* Task details *
Reproduce verbatim the lines of the listing below, from the line containing "List every element" to the line containing "related-count: 70 (447, 172, 465, 189)", both included.

* Given records *
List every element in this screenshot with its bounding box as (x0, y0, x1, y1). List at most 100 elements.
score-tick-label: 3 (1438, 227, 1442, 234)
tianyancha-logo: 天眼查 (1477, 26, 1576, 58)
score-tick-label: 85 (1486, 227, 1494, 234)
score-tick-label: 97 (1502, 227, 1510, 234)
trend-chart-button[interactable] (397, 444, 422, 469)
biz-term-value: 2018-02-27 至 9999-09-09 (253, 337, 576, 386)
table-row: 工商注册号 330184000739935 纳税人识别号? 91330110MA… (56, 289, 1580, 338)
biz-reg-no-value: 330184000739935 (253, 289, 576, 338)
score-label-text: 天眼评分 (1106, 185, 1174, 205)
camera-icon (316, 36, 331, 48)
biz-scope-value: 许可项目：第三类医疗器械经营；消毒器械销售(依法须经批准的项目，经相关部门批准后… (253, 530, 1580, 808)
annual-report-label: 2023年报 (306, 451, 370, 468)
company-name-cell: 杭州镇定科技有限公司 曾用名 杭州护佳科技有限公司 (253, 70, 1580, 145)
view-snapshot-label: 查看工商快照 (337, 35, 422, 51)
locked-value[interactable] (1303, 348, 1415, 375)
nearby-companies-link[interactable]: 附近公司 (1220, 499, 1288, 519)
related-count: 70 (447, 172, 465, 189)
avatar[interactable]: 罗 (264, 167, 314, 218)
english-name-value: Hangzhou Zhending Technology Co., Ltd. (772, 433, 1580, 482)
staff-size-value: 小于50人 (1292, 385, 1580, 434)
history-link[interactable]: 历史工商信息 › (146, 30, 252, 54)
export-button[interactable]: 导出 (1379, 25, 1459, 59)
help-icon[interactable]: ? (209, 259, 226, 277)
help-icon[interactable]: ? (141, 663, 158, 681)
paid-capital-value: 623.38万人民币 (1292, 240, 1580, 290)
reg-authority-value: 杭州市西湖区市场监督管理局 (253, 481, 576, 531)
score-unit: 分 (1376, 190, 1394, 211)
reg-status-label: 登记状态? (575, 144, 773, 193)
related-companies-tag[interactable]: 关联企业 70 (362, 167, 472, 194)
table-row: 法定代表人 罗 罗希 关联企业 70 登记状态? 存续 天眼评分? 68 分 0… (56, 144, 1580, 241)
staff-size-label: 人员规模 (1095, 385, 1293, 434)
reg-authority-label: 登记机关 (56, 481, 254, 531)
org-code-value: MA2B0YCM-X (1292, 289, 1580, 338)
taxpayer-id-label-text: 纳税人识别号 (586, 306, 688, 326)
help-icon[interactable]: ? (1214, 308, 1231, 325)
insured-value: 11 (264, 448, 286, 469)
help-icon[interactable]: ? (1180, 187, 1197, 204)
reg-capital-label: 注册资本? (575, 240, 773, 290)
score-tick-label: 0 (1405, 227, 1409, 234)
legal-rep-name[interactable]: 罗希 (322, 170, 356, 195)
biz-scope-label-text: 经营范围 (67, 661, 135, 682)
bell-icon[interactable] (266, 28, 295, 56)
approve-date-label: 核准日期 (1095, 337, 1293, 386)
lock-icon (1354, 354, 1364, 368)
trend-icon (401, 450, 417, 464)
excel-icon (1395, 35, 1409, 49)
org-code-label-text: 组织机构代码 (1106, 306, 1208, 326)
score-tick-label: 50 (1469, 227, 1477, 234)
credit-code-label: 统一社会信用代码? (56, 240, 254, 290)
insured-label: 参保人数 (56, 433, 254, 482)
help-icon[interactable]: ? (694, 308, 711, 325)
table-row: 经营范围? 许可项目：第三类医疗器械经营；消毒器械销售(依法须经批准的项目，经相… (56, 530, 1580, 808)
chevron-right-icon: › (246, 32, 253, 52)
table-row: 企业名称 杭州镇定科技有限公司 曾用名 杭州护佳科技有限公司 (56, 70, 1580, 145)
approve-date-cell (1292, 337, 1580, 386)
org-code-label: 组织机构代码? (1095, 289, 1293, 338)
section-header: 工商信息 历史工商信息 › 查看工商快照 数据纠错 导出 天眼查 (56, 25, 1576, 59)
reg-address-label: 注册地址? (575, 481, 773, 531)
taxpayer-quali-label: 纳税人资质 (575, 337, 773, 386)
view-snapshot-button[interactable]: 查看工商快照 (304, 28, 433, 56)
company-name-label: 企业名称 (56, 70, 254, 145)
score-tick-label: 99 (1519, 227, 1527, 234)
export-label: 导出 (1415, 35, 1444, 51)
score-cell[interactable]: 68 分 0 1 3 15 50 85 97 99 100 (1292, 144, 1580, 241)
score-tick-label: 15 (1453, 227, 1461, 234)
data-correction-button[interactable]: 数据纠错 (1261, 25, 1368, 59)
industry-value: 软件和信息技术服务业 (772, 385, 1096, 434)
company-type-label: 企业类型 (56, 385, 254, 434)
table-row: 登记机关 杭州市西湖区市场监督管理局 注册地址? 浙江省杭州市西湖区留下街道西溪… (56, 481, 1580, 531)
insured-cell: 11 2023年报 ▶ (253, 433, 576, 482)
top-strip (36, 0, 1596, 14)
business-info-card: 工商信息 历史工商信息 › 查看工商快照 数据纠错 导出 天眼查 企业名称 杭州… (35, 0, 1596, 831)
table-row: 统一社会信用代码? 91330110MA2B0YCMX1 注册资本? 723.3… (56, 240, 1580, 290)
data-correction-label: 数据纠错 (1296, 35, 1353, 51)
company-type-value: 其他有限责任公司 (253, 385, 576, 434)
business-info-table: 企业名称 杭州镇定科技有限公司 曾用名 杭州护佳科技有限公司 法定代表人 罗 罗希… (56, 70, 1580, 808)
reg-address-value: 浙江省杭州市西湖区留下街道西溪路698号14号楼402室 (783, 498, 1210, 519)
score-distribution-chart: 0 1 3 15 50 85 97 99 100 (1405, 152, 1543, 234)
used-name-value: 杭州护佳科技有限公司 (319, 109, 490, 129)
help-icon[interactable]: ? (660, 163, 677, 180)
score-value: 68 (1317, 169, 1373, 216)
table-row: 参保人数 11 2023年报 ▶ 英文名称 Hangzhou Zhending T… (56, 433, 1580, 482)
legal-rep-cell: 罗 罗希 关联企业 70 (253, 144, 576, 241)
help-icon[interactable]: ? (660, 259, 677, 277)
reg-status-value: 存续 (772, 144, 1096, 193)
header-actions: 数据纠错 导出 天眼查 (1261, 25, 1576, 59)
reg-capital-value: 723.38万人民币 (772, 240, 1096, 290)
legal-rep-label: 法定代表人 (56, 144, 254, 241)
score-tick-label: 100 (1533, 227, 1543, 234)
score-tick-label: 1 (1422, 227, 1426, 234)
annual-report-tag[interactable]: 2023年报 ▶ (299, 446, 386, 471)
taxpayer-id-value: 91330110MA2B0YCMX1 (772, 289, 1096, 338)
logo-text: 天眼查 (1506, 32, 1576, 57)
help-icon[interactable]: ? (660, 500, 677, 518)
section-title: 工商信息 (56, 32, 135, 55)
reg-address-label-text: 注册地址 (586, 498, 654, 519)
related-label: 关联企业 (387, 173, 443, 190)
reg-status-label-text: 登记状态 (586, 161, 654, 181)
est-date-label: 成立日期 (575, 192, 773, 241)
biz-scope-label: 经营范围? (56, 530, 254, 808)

* * *

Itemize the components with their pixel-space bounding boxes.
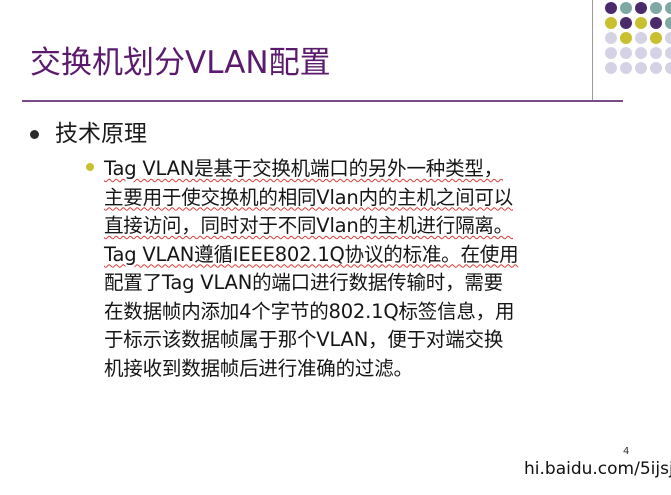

* Task response *
List every element in this screenshot with its bounding box as (x0, y0, x1, y1). List at most 100 elements.
score-tick-label: 3 (1438, 227, 1442, 234)
tianyancha-logo: 天眼查 (1477, 26, 1576, 58)
score-tick-label: 85 (1486, 227, 1494, 234)
score-tick-label: 97 (1502, 227, 1510, 234)
trend-chart-button[interactable] (397, 444, 422, 469)
biz-term-value: 2018-02-27 至 9999-09-09 (253, 337, 576, 386)
table-row: 工商注册号 330184000739935 纳税人识别号? 91330110MA… (56, 289, 1580, 338)
biz-reg-no-value: 330184000739935 (253, 289, 576, 338)
score-label-text: 天眼评分 (1106, 185, 1174, 205)
camera-icon (316, 36, 331, 48)
biz-scope-value: 许可项目：第三类医疗器械经营；消毒器械销售(依法须经批准的项目，经相关部门批准后… (253, 530, 1580, 808)
annual-report-label: 2023年报 (306, 451, 370, 468)
company-name-cell: 杭州镇定科技有限公司 曾用名 杭州护佳科技有限公司 (253, 70, 1580, 145)
view-snapshot-label: 查看工商快照 (337, 35, 422, 51)
locked-value[interactable] (1303, 348, 1415, 375)
nearby-companies-link[interactable]: 附近公司 (1220, 499, 1288, 519)
related-count: 70 (447, 172, 465, 189)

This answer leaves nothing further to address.